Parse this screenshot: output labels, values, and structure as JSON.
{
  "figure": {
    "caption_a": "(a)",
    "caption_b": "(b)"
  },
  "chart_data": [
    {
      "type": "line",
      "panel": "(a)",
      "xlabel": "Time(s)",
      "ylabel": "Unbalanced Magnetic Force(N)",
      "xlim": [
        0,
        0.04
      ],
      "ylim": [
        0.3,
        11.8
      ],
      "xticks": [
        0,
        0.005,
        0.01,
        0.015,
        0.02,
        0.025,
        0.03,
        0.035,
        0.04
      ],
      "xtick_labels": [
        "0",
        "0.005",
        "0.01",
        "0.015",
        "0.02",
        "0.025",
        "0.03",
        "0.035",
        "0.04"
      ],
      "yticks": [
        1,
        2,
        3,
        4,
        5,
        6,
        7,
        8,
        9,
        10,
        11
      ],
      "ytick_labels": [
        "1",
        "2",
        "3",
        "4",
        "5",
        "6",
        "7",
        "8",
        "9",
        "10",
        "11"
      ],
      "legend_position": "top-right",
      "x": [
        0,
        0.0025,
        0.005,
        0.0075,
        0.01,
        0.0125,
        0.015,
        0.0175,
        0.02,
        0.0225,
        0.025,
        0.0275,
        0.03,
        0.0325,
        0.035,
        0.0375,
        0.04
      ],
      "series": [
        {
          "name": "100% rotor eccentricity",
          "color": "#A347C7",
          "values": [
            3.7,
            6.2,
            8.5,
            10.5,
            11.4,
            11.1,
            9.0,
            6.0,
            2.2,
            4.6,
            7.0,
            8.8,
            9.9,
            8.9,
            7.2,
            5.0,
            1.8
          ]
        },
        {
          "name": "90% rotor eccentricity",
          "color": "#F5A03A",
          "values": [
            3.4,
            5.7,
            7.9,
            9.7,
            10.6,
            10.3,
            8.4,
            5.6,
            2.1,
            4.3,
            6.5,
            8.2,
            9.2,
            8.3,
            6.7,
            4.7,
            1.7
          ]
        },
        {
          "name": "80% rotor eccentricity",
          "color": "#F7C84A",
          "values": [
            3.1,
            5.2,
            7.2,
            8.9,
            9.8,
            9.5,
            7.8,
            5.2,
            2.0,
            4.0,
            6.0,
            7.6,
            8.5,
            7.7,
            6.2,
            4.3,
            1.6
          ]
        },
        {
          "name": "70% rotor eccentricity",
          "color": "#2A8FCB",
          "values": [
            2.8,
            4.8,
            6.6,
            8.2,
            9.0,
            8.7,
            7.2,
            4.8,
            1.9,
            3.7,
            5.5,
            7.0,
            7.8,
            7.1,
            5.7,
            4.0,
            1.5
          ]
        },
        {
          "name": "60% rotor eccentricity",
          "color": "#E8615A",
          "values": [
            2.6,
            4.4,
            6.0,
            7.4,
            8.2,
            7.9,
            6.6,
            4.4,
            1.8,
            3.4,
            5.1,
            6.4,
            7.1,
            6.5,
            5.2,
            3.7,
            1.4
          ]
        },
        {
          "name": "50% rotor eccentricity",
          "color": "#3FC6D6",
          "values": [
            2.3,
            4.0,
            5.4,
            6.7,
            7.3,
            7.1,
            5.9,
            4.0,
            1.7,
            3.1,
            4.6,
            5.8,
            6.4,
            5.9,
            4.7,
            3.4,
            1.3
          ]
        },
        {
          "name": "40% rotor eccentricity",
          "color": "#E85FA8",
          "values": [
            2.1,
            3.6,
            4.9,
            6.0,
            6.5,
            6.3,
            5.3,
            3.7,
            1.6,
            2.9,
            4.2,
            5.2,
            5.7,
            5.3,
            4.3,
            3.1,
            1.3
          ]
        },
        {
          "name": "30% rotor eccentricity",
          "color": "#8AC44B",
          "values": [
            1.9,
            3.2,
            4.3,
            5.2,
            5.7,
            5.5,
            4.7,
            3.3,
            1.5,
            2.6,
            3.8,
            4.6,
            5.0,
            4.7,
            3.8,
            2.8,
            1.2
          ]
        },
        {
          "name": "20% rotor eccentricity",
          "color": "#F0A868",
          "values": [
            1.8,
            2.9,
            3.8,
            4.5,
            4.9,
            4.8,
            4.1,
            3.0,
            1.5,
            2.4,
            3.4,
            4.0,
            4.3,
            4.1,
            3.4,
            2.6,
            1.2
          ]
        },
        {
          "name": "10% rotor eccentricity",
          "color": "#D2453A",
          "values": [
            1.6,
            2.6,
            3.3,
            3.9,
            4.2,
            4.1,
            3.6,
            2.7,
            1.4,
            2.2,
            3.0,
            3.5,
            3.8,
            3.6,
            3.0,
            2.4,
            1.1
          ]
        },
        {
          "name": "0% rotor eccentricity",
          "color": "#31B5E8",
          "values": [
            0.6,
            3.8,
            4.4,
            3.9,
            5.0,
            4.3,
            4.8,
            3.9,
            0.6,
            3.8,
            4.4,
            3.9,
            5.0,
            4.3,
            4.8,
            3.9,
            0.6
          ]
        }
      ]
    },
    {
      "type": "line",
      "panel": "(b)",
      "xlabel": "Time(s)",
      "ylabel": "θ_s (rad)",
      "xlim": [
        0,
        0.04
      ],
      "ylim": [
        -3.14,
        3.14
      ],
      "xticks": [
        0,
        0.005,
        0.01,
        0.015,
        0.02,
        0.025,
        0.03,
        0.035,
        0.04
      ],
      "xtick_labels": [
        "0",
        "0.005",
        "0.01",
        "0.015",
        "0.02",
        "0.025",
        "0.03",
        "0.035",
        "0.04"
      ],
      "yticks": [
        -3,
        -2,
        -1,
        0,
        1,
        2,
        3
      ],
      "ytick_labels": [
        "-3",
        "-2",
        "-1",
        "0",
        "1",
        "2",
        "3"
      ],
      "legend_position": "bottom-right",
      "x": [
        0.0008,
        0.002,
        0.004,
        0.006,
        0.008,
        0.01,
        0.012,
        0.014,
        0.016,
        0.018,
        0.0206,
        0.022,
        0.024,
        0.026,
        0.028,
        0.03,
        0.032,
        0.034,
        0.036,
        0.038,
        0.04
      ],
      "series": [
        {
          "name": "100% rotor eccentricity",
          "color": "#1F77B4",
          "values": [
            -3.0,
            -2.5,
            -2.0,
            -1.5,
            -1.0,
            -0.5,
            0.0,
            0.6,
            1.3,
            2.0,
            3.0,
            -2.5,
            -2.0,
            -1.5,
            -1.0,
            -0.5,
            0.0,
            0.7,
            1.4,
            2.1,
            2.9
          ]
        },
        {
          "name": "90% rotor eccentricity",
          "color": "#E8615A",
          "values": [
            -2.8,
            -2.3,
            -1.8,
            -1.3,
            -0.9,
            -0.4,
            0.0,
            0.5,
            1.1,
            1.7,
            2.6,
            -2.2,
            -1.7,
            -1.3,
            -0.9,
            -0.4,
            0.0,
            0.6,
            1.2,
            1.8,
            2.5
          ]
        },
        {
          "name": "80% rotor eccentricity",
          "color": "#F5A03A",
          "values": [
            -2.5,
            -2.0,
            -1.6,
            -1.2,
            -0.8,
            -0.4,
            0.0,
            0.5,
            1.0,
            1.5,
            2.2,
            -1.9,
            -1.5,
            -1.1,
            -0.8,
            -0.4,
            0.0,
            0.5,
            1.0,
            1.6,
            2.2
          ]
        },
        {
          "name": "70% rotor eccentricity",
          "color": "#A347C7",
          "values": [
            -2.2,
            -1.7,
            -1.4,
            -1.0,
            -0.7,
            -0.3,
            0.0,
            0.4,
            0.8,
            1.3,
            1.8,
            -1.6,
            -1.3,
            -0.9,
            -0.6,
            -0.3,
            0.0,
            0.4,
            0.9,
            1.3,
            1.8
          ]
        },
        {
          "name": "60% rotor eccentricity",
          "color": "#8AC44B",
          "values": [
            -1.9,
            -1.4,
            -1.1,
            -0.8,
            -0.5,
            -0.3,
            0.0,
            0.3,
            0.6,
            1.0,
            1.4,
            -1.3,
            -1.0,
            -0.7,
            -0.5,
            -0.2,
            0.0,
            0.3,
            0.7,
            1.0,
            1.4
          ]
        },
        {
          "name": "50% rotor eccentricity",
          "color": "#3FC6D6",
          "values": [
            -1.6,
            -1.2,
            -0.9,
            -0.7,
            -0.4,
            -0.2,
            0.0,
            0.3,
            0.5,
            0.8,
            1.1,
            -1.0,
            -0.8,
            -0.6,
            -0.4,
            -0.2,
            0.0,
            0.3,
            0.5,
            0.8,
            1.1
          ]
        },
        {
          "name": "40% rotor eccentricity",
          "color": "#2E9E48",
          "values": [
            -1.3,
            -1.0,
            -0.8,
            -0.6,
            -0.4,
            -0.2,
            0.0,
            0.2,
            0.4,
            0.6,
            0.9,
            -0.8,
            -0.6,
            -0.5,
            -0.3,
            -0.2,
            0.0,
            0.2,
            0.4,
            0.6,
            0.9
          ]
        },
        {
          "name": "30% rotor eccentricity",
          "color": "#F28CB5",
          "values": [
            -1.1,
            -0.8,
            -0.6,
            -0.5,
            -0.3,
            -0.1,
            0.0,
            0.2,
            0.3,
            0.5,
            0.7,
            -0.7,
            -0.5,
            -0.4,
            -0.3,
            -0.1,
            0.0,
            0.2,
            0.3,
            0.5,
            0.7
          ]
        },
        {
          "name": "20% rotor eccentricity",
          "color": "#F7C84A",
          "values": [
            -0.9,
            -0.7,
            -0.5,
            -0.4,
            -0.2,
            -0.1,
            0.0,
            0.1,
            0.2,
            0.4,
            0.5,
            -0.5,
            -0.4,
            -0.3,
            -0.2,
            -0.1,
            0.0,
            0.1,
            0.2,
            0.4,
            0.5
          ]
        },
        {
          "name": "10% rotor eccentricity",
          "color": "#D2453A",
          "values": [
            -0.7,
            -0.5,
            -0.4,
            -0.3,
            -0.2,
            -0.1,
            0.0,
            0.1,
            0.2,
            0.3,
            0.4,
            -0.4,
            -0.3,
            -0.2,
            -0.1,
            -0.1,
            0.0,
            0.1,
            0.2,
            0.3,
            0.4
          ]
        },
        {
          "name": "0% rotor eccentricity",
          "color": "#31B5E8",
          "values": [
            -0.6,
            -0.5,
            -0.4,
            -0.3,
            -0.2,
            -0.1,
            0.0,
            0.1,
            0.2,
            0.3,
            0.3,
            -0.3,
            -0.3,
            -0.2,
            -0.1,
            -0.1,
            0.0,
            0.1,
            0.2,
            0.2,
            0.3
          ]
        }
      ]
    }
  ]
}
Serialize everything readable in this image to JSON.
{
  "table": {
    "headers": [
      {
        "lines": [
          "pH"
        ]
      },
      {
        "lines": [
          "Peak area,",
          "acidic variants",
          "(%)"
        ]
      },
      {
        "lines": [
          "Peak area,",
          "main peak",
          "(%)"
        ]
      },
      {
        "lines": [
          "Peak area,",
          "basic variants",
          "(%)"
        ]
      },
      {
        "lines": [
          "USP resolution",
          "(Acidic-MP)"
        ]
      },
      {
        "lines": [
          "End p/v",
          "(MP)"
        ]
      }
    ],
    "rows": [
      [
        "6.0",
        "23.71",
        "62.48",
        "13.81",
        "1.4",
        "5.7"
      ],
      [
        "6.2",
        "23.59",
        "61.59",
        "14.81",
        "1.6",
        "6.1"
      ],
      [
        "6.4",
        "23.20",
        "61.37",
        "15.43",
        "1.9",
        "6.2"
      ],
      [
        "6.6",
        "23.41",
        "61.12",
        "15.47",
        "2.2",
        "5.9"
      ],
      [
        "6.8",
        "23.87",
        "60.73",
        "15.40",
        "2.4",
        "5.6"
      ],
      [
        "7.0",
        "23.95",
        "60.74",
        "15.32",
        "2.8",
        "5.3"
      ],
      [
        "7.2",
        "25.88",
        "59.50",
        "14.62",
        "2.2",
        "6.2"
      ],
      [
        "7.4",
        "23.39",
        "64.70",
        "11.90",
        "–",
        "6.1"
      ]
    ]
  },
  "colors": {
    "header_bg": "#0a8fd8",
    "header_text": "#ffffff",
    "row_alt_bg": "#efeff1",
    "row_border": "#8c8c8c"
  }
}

+++

→ **Exercise prompt**
Only lines that contain the word "right" are wanted; copy each of them.

→ **Response to the exercise**
      "legend_position": "top-right",
      "legend_position": "bottom-right",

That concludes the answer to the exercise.